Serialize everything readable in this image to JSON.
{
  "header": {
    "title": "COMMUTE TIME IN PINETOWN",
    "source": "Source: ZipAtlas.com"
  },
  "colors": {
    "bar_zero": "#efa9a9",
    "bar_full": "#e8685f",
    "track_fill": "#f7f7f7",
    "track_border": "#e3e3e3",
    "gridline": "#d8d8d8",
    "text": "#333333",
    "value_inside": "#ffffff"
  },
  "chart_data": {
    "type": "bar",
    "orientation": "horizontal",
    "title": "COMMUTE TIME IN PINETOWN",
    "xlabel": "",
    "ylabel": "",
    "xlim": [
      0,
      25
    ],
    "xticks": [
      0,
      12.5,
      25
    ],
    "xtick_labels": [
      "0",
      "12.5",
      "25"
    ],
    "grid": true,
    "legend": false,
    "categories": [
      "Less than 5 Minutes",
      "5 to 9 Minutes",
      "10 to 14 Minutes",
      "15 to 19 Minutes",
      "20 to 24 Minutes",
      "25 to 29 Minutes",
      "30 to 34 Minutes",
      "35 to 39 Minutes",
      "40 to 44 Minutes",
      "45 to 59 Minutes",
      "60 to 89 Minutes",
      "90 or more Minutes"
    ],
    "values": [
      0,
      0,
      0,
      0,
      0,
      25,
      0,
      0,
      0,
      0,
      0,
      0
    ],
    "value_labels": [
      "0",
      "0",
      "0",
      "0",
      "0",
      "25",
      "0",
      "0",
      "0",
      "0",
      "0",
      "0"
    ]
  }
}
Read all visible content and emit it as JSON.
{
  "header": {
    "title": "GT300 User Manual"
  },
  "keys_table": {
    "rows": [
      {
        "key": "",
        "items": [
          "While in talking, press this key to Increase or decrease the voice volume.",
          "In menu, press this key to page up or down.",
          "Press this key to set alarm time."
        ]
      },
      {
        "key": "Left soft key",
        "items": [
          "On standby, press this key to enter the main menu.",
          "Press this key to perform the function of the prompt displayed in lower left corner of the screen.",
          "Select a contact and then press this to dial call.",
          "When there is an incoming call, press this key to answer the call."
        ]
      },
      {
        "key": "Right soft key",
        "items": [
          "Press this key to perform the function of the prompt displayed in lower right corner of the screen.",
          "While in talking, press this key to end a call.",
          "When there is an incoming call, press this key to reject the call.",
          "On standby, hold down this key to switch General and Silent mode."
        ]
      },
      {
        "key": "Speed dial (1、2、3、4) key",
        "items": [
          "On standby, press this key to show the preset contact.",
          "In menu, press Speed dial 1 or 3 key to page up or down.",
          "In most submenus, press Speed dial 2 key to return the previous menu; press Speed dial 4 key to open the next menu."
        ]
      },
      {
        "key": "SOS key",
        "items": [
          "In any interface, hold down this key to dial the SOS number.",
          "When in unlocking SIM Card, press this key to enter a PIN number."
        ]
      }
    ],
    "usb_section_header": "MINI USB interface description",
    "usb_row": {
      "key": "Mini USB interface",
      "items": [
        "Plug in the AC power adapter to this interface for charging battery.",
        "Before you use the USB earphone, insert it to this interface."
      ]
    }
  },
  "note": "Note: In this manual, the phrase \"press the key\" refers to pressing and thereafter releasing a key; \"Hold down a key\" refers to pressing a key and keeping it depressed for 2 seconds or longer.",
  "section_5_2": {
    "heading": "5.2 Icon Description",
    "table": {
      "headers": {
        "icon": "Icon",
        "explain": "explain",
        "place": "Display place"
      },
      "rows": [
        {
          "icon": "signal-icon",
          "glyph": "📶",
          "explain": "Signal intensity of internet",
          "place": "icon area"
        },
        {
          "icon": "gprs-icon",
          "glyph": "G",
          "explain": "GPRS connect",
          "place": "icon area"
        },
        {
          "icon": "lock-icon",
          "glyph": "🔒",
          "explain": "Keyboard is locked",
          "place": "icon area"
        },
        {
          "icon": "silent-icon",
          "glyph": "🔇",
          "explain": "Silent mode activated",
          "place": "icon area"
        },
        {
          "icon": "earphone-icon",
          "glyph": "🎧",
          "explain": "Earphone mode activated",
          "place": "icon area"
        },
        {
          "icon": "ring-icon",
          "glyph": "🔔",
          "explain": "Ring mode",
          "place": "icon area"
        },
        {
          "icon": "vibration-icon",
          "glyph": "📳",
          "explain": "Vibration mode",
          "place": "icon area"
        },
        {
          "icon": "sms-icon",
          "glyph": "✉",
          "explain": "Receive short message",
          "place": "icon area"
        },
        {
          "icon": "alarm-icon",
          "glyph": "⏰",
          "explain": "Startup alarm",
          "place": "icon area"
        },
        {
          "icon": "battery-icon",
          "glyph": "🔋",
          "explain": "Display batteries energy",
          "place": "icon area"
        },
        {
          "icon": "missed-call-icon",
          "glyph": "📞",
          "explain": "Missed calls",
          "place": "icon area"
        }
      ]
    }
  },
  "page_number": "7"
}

Short exercise: Pull out every line in the data above that has the word "Speed".

Answer for this exercise:
        "key": "Speed dial (1、2、3、4) key",
          "In menu, press Speed dial 1 or 3 key to page up or down.",
          "In most submenus, press Speed dial 2 key to return the previous menu; press Speed dial 4 key to open the next menu."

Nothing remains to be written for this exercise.